# Excerpt from a dataset:
+ + +
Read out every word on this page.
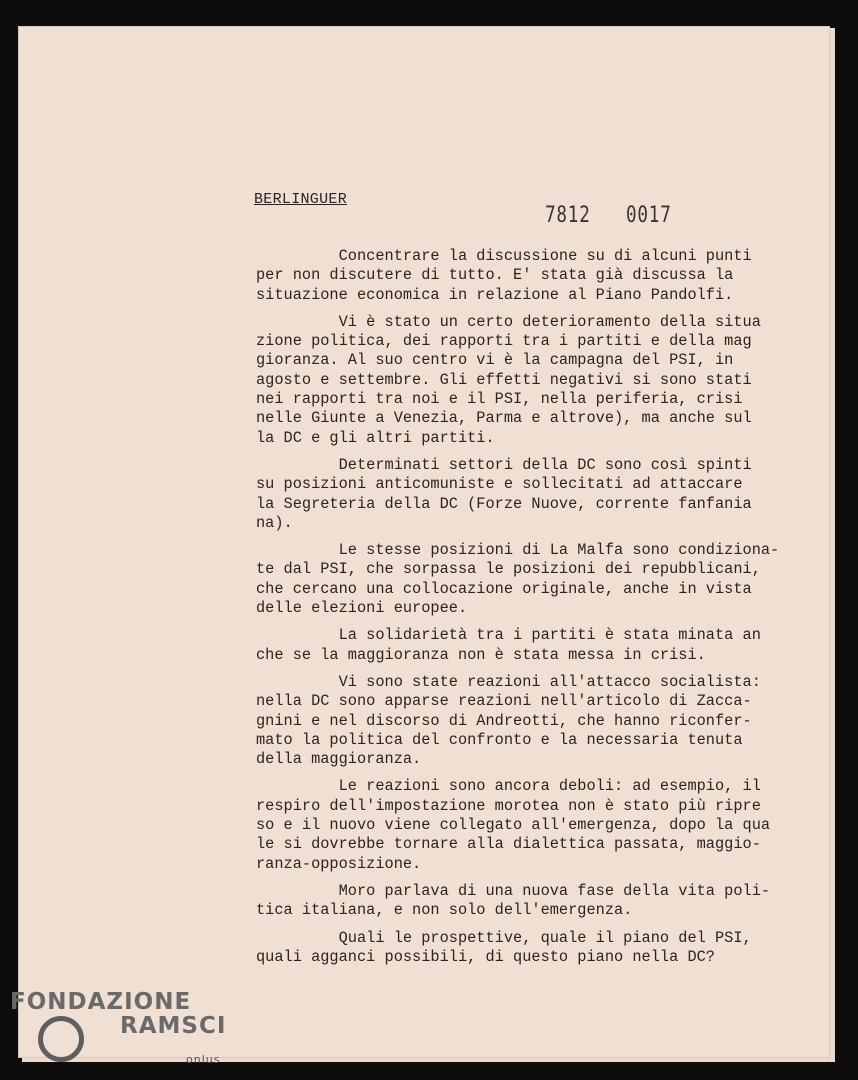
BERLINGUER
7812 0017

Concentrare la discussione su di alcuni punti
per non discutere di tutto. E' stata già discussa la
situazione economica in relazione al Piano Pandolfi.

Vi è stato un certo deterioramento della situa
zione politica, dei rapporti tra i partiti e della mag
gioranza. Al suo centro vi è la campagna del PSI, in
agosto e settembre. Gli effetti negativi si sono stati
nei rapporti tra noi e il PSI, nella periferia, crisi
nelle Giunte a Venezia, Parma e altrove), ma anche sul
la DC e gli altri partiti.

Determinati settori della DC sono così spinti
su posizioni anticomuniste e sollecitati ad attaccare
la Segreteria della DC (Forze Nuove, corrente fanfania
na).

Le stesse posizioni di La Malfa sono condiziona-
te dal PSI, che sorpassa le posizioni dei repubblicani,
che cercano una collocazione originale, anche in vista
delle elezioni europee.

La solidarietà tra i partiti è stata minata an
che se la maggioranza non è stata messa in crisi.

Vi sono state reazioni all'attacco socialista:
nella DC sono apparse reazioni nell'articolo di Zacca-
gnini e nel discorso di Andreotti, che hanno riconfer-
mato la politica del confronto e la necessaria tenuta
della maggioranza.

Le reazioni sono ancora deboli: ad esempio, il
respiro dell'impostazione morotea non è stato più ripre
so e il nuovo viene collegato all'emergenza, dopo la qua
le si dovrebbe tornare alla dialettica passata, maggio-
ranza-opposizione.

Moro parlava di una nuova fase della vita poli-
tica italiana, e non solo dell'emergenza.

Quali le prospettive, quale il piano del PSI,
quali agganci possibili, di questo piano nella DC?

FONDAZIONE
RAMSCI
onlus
+ + +
# To be done:
Repeat the records above exactly, leaving out any pictures they contain.

# Exercise answer:
Read out every word on this page.
BERLINGUER
7812 0017

Concentrare la discussione su di alcuni punti
per non discutere di tutto. E' stata già discussa la
situazione economica in relazione al Piano Pandolfi.

Vi è stato un certo deterioramento della situa
zione politica, dei rapporti tra i partiti e della mag
gioranza. Al suo centro vi è la campagna del PSI, in
agosto e settembre. Gli effetti negativi si sono stati
nei rapporti tra noi e il PSI, nella periferia, crisi
nelle Giunte a Venezia, Parma e altrove), ma anche sul
la DC e gli altri partiti.

Determinati settori della DC sono così spinti
su posizioni anticomuniste e sollecitati ad attaccare
la Segreteria della DC (Forze Nuove, corrente fanfania
na).

Le stesse posizioni di La Malfa sono condiziona-
te dal PSI, che sorpassa le posizioni dei repubblicani,
che cercano una collocazione originale, anche in vista
delle elezioni europee.

La solidarietà tra i partiti è stata minata an
che se la maggioranza non è stata messa in crisi.

Vi sono state reazioni all'attacco socialista:
nella DC sono apparse reazioni nell'articolo di Zacca-
gnini e nel discorso di Andreotti, che hanno riconfer-
mato la politica del confronto e la necessaria tenuta
della maggioranza.

Le reazioni sono ancora deboli: ad esempio, il
respiro dell'impostazione morotea non è stato più ripre
so e il nuovo viene collegato all'emergenza, dopo la qua
le si dovrebbe tornare alla dialettica passata, maggio-
ranza-opposizione.

Moro parlava di una nuova fase della vita poli-
tica italiana, e non solo dell'emergenza.

Quali le prospettive, quale il piano del PSI,
quali agganci possibili, di questo piano nella DC?

FONDAZIONE
RAMSCI
onlus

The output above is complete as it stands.